── DATA SECTION
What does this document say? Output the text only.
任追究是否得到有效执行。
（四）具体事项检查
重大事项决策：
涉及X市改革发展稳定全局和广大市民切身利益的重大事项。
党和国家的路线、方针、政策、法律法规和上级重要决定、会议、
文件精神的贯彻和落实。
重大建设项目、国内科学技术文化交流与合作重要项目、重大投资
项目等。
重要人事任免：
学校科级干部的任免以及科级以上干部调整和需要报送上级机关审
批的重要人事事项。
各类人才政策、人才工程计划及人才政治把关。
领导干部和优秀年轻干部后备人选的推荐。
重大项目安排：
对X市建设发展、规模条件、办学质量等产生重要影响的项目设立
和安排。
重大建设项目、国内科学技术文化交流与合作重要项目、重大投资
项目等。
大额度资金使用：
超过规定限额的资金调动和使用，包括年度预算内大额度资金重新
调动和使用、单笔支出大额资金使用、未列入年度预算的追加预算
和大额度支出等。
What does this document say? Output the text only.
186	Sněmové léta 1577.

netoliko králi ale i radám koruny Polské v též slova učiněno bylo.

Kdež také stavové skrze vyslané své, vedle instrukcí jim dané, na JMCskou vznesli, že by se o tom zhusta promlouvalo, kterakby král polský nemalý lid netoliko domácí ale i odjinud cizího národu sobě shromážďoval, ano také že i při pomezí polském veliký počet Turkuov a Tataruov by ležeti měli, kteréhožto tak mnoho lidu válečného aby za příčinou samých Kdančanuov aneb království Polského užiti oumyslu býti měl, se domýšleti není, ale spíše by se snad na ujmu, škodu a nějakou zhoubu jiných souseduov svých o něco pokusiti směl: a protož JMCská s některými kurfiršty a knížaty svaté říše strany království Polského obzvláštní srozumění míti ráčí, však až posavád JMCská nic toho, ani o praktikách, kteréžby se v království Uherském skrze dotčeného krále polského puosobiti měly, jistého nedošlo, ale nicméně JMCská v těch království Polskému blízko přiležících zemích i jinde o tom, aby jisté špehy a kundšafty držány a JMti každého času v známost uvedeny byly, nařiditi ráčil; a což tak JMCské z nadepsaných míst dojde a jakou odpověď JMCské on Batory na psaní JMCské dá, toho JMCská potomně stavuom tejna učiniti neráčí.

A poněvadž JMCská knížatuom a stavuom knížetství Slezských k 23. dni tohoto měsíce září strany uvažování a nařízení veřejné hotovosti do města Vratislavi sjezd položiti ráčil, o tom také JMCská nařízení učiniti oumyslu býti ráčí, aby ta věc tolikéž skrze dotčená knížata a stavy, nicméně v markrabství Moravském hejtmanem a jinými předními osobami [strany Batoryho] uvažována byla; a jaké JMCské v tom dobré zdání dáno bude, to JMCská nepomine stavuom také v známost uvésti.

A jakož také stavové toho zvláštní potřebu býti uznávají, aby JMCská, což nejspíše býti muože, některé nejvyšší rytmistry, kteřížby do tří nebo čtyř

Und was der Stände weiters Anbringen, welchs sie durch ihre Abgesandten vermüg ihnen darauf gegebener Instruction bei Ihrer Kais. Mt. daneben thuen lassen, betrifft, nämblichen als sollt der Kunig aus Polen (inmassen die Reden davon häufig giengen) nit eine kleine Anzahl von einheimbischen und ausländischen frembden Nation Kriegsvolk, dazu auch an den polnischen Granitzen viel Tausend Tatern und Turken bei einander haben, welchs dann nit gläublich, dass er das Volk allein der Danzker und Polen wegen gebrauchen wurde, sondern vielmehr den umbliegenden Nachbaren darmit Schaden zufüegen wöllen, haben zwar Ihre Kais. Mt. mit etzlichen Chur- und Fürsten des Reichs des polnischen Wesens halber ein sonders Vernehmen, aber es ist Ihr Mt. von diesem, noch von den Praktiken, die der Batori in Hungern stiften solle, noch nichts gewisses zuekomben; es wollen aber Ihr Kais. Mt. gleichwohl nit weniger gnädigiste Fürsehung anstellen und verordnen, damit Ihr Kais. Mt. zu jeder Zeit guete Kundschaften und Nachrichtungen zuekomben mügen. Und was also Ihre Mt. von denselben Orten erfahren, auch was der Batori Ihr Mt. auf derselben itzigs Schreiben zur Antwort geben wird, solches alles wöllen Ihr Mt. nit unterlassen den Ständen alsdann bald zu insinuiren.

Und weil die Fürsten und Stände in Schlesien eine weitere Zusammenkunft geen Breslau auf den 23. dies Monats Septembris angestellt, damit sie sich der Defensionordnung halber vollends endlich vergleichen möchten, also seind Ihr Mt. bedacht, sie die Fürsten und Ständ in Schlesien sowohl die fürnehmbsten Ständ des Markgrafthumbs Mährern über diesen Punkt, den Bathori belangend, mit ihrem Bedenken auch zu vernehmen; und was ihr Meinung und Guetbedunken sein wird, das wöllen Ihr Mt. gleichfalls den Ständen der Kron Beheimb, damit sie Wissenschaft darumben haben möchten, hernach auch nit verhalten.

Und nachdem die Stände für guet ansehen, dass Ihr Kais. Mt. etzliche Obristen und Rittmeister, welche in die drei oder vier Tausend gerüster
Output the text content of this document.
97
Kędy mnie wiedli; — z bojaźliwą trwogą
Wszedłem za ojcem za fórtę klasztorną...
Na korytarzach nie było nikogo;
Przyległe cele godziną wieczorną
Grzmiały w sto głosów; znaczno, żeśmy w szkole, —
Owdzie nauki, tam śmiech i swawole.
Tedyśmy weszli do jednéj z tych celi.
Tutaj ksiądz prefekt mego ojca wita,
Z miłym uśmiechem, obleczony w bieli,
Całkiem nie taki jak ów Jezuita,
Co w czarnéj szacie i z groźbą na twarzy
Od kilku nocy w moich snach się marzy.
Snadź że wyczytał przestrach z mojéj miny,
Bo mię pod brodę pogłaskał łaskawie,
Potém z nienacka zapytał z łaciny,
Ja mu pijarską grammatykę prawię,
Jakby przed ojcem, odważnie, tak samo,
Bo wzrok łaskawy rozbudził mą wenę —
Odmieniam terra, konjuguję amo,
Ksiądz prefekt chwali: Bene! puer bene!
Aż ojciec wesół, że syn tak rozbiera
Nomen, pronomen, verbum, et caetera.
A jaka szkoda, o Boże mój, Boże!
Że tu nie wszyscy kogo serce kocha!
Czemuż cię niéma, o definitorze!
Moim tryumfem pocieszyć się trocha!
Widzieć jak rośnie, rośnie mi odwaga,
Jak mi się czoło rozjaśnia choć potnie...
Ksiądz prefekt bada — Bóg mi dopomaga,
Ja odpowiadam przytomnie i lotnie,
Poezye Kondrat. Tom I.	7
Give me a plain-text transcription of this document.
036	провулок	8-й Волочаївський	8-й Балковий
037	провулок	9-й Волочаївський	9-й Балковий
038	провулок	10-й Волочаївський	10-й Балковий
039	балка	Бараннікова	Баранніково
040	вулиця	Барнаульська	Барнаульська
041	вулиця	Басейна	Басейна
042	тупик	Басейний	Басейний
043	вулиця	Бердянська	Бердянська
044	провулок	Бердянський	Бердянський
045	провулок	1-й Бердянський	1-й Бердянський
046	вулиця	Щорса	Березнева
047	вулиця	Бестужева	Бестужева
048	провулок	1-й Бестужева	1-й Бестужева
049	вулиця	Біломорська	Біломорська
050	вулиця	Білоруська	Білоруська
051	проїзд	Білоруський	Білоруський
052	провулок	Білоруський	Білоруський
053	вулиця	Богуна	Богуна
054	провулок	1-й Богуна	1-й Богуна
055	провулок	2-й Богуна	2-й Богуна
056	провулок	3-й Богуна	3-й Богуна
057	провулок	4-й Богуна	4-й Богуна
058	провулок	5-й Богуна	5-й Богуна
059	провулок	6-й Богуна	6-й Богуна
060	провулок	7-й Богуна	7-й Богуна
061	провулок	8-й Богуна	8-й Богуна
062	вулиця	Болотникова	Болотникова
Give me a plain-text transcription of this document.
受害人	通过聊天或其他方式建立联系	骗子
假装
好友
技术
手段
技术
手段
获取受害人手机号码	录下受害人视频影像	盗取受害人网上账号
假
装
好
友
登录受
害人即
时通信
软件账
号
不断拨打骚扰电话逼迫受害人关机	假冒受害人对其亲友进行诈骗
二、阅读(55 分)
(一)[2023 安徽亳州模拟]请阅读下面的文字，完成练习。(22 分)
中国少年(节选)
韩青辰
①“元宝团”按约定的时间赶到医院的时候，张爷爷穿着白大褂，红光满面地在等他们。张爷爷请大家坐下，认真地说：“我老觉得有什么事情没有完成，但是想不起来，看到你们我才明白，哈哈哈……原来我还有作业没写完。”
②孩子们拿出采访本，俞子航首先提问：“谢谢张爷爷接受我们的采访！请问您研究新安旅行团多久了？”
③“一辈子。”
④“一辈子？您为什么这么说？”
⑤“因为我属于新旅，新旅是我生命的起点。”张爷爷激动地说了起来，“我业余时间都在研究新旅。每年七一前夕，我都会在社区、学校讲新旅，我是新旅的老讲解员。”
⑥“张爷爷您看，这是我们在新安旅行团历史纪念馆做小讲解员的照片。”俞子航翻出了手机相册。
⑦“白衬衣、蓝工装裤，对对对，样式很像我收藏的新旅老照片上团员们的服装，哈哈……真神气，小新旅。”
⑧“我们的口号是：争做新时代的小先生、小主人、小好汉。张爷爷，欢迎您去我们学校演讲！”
────
Extract all lines from the data in which "вулиця" is found.

040	вулиця	Барнаульська	Барнаульська
041	вулиця	Басейна	Басейна
043	вулиця	Бердянська	Бердянська
046	вулиця	Щорса	Березнева
047	вулиця	Бестужева	Бестужева
049	вулиця	Біломорська	Біломорська
050	вулиця	Білоруська	Білоруська
053	вулиця	Богуна	Богуна
062	вулиця	Болотникова	Болотникова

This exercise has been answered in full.